**RECORDS**

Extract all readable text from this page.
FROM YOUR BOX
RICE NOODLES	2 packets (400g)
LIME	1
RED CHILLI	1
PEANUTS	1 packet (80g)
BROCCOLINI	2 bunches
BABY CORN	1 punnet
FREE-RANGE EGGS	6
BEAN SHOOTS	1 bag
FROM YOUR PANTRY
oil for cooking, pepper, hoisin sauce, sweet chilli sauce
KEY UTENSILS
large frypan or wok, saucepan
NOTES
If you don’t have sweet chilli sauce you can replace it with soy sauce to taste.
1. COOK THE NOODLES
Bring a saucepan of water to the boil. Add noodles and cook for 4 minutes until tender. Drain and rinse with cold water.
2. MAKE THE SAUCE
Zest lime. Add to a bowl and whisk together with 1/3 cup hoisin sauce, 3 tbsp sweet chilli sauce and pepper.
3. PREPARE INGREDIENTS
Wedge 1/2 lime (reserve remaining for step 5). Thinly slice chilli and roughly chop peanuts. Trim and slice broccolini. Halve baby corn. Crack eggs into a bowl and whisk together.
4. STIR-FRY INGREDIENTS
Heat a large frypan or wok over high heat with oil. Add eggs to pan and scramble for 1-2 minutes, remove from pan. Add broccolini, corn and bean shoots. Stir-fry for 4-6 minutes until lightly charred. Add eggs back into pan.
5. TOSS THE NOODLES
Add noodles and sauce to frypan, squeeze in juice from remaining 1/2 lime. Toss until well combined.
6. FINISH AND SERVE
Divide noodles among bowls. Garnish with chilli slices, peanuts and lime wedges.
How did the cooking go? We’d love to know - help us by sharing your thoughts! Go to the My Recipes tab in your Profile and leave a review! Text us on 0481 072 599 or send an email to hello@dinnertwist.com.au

---

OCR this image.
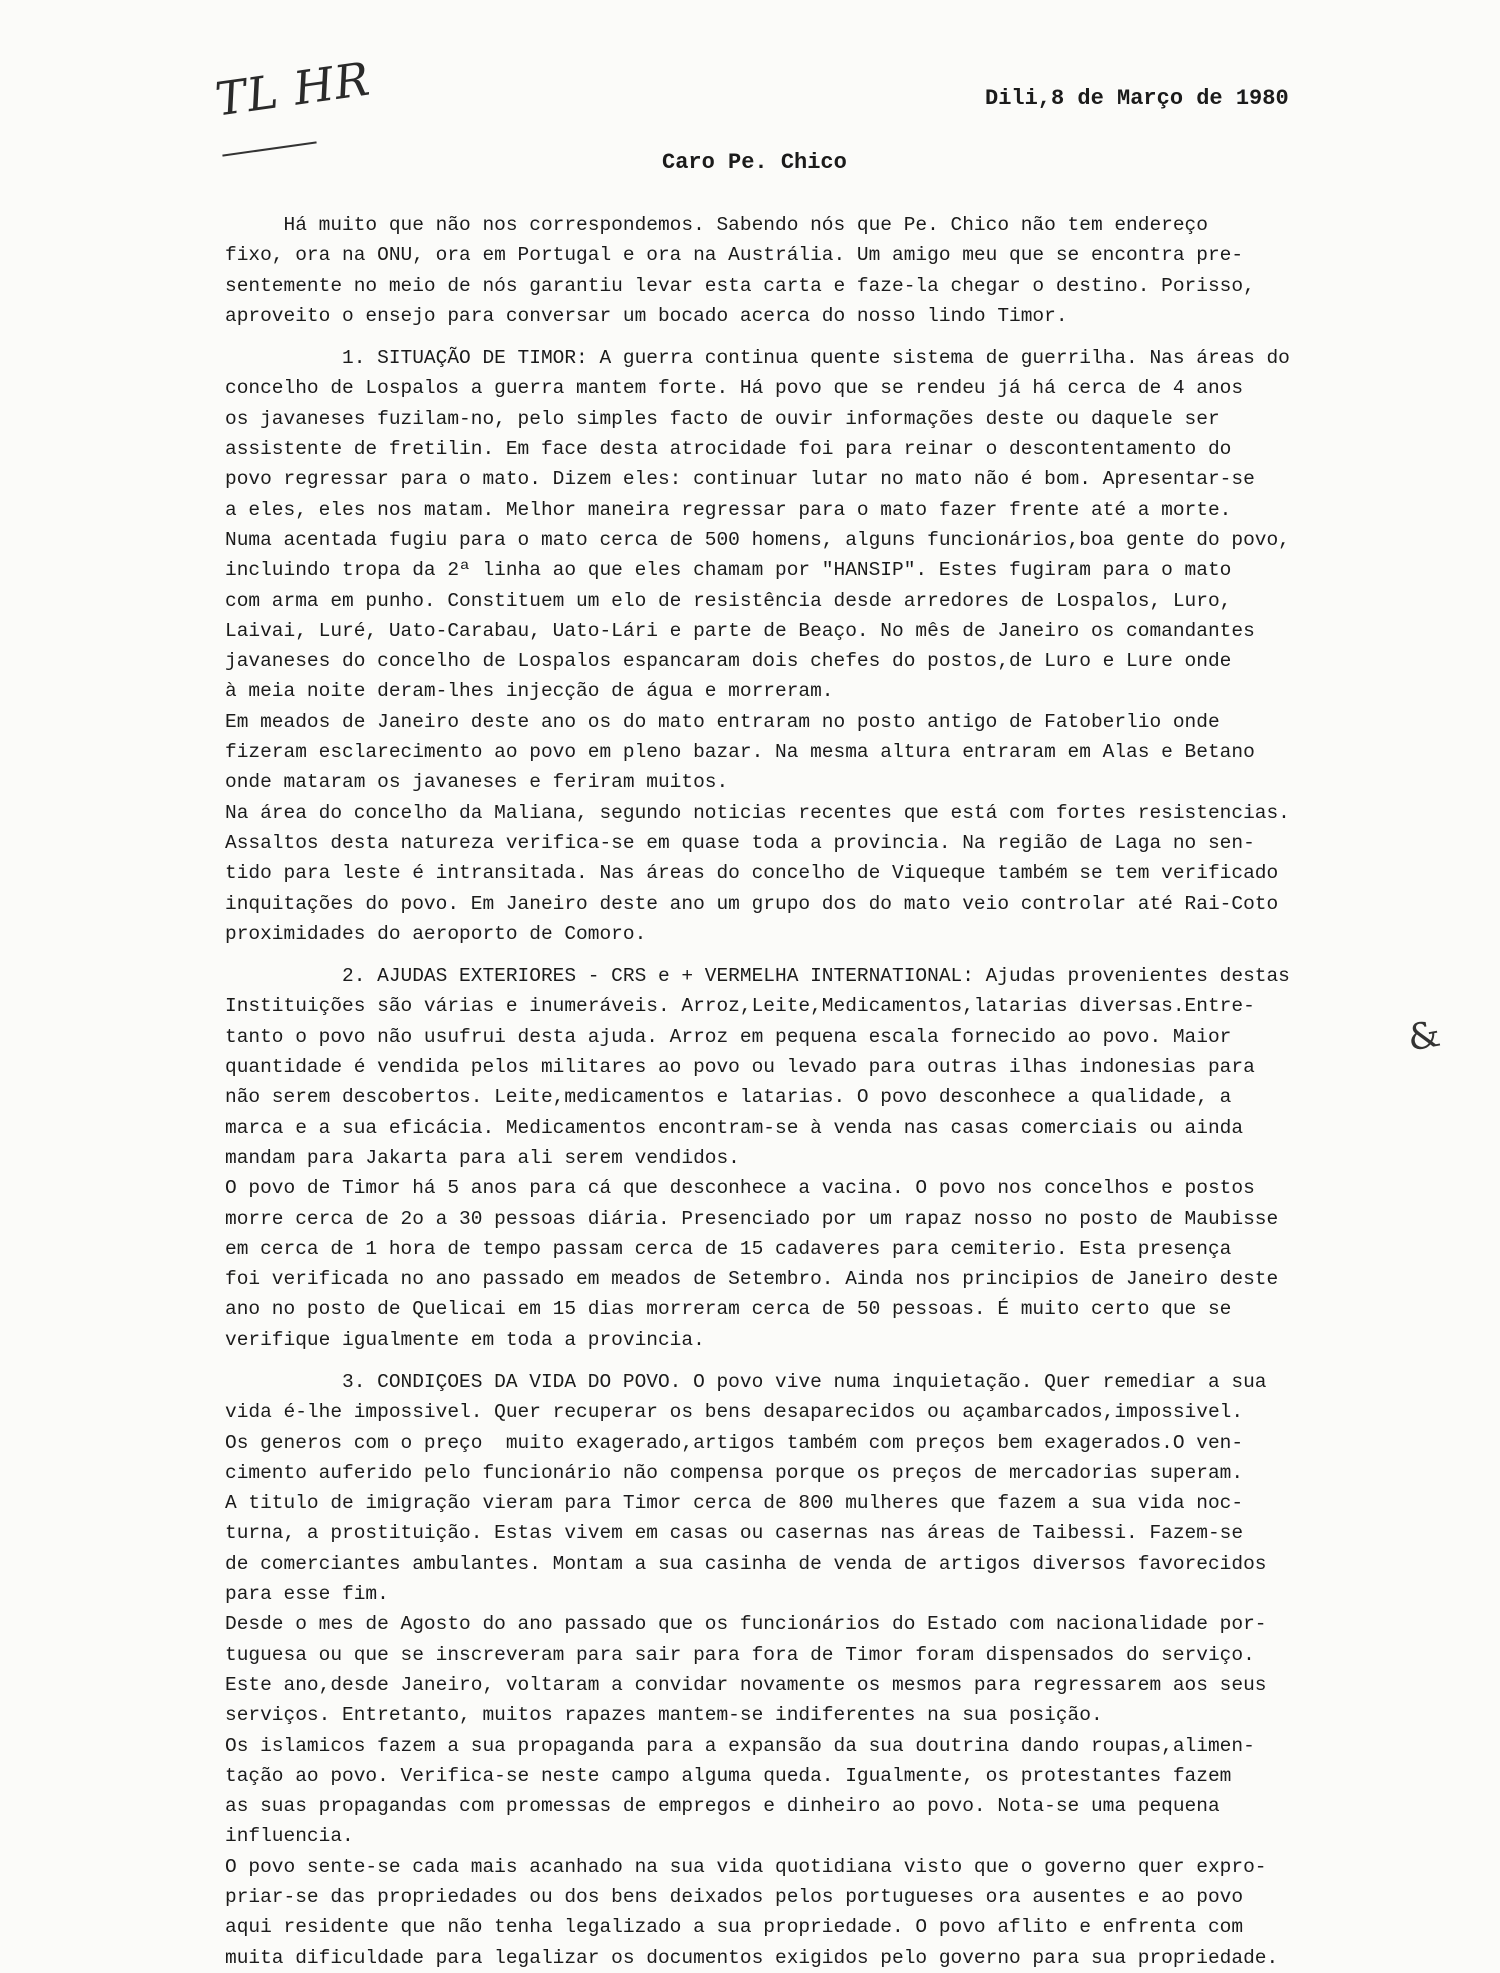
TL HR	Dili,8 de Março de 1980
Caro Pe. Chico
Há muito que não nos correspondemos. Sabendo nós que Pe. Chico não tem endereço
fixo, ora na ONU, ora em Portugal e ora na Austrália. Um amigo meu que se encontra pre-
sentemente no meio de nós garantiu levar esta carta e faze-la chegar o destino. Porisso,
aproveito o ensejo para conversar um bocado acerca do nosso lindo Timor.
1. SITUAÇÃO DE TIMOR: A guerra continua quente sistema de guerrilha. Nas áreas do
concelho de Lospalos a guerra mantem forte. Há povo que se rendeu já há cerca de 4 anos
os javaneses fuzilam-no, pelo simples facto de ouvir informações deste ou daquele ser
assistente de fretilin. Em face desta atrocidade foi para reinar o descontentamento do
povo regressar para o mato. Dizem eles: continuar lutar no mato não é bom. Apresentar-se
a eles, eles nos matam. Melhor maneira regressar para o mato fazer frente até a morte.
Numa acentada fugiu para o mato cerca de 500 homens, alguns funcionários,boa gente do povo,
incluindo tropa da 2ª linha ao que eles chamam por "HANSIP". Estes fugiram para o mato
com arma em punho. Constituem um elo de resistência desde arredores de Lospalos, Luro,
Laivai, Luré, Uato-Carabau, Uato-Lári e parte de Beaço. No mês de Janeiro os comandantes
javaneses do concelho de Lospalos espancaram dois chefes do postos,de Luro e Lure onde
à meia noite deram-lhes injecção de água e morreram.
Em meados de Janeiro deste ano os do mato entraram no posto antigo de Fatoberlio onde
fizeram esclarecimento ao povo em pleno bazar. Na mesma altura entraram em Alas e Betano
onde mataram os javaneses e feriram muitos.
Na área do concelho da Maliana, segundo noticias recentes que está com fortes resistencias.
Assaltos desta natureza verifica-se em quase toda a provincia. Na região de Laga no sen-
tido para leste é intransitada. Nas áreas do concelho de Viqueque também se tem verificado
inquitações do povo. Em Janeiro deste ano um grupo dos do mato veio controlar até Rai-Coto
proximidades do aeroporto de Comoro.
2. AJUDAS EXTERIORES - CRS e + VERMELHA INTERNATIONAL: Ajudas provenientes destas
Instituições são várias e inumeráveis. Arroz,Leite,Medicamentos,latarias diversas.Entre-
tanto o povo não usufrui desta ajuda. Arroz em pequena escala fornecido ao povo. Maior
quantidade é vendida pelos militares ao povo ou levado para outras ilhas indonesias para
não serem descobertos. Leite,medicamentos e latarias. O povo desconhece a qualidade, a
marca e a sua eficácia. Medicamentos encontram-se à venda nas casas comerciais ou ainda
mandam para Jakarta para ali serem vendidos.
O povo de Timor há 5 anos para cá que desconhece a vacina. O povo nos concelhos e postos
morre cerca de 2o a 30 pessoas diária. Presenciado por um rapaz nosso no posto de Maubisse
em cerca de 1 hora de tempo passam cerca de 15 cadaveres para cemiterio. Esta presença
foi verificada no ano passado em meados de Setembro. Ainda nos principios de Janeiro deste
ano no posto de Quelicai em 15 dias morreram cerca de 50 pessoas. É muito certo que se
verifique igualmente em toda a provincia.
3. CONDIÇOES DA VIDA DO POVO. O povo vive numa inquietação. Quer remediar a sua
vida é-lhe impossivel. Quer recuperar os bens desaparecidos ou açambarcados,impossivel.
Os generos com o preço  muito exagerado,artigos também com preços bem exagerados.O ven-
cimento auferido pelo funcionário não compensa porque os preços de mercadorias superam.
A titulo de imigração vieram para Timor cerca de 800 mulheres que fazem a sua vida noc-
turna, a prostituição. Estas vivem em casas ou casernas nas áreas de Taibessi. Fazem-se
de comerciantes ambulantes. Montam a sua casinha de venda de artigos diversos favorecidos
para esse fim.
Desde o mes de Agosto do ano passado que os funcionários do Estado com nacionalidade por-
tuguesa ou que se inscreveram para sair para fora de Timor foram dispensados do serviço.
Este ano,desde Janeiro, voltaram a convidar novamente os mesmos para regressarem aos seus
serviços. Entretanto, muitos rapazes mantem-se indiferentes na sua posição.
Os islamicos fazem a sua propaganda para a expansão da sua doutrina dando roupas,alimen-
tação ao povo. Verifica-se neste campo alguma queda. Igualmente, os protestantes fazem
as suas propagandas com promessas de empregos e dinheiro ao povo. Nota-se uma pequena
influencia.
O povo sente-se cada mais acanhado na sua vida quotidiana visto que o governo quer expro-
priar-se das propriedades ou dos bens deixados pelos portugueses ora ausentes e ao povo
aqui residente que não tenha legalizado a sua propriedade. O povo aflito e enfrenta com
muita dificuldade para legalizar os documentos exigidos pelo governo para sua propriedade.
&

...

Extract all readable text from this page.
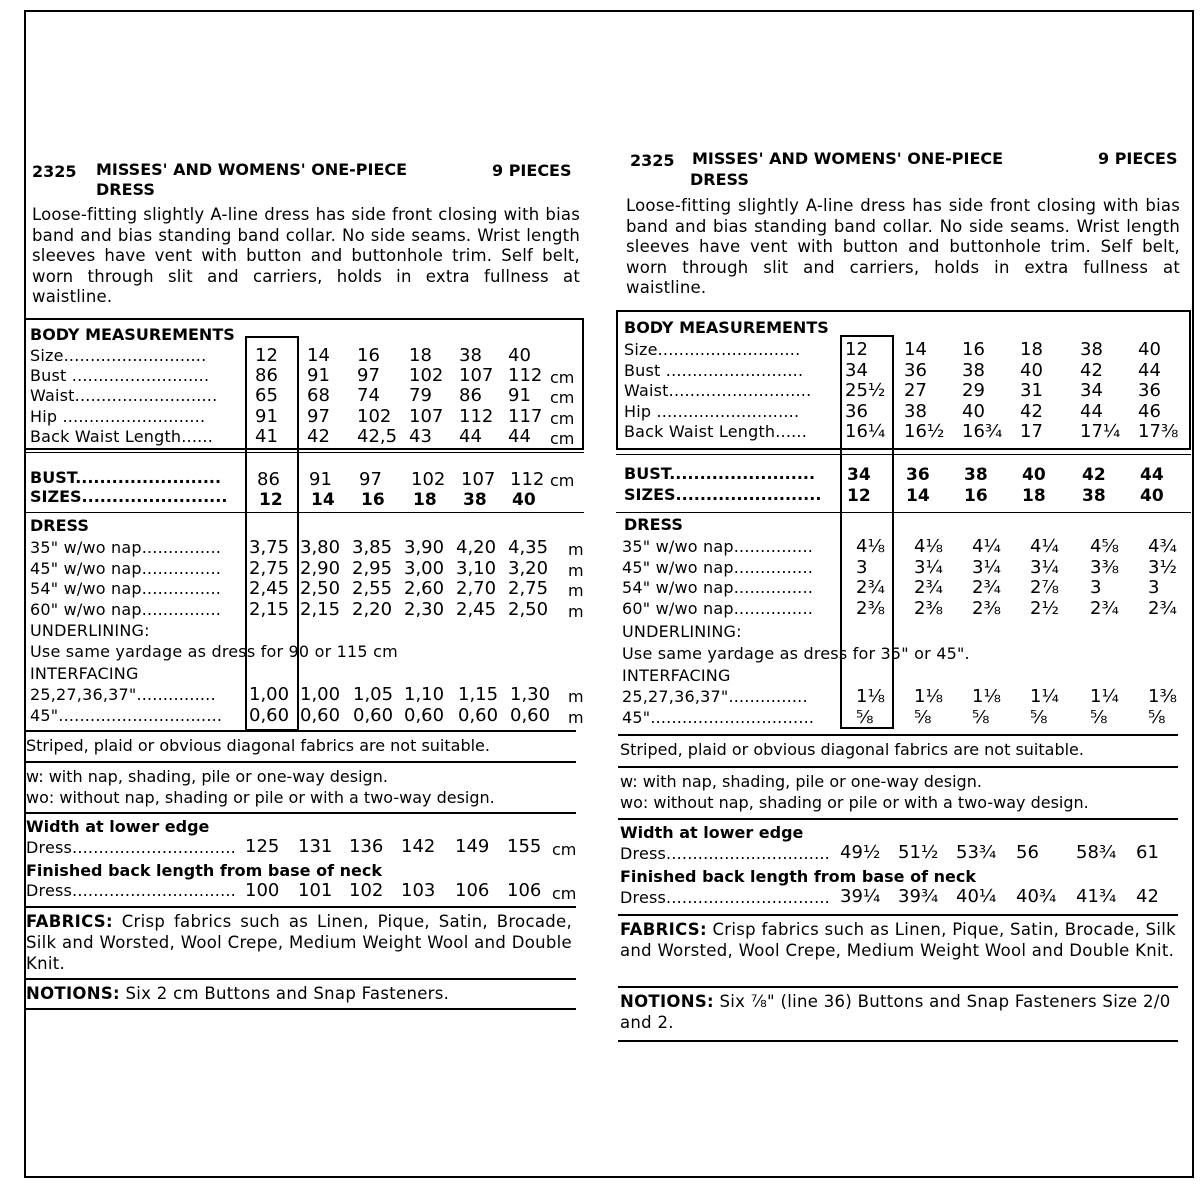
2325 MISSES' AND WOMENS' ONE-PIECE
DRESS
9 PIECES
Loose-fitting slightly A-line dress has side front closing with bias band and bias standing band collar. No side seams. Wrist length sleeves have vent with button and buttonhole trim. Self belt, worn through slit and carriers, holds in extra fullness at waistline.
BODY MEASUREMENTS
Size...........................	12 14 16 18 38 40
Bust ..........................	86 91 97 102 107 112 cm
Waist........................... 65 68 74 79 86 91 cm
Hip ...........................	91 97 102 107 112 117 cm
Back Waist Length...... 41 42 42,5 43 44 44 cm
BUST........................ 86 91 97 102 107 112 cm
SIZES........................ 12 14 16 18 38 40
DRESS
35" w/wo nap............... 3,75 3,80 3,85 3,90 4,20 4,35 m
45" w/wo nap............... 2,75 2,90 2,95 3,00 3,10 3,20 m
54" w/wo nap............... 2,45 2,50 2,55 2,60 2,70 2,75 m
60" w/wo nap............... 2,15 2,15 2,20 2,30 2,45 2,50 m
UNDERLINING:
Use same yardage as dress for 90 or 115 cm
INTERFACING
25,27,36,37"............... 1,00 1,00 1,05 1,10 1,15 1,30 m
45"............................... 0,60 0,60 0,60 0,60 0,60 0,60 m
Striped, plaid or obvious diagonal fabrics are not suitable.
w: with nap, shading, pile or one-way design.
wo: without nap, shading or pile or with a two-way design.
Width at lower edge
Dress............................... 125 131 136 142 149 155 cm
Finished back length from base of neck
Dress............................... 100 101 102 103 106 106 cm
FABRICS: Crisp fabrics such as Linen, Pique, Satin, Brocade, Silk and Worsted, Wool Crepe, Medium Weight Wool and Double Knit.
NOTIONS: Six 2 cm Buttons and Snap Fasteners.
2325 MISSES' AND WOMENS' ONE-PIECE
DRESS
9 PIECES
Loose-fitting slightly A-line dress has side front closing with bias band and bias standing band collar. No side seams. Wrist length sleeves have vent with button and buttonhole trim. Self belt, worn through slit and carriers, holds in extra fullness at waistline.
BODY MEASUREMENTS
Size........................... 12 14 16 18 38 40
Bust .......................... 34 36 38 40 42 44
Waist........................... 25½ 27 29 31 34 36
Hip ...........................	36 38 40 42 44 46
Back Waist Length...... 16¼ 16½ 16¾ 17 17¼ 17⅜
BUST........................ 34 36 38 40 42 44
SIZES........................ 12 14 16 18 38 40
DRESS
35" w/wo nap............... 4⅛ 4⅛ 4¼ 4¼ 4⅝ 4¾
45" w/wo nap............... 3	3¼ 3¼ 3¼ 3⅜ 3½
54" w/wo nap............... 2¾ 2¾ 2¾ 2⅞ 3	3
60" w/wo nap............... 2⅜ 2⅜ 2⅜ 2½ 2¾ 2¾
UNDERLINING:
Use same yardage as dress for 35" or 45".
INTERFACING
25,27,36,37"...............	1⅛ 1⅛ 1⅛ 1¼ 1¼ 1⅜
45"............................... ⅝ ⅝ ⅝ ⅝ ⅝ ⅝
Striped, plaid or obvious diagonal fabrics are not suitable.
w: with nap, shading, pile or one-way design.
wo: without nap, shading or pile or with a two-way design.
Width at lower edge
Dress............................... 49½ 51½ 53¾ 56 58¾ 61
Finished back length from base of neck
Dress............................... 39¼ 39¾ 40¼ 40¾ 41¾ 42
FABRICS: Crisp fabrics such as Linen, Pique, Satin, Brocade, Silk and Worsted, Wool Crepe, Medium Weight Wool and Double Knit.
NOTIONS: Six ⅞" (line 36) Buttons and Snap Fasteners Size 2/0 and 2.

**SET PROBLEM**
Show every line above in which the word "together" occurs.

**ANSWER FOR THIS EXERCISE**
Zest lime. Add to a bowl and whisk together with 1/3 cup hoisin sauce, 3 tbsp sweet chilli sauce and pepper.
Wedge 1/2 lime (reserve remaining for step 5). Thinly slice chilli and roughly chop peanuts. Trim and slice broccolini. Halve baby corn. Crack eggs into a bowl and whisk together.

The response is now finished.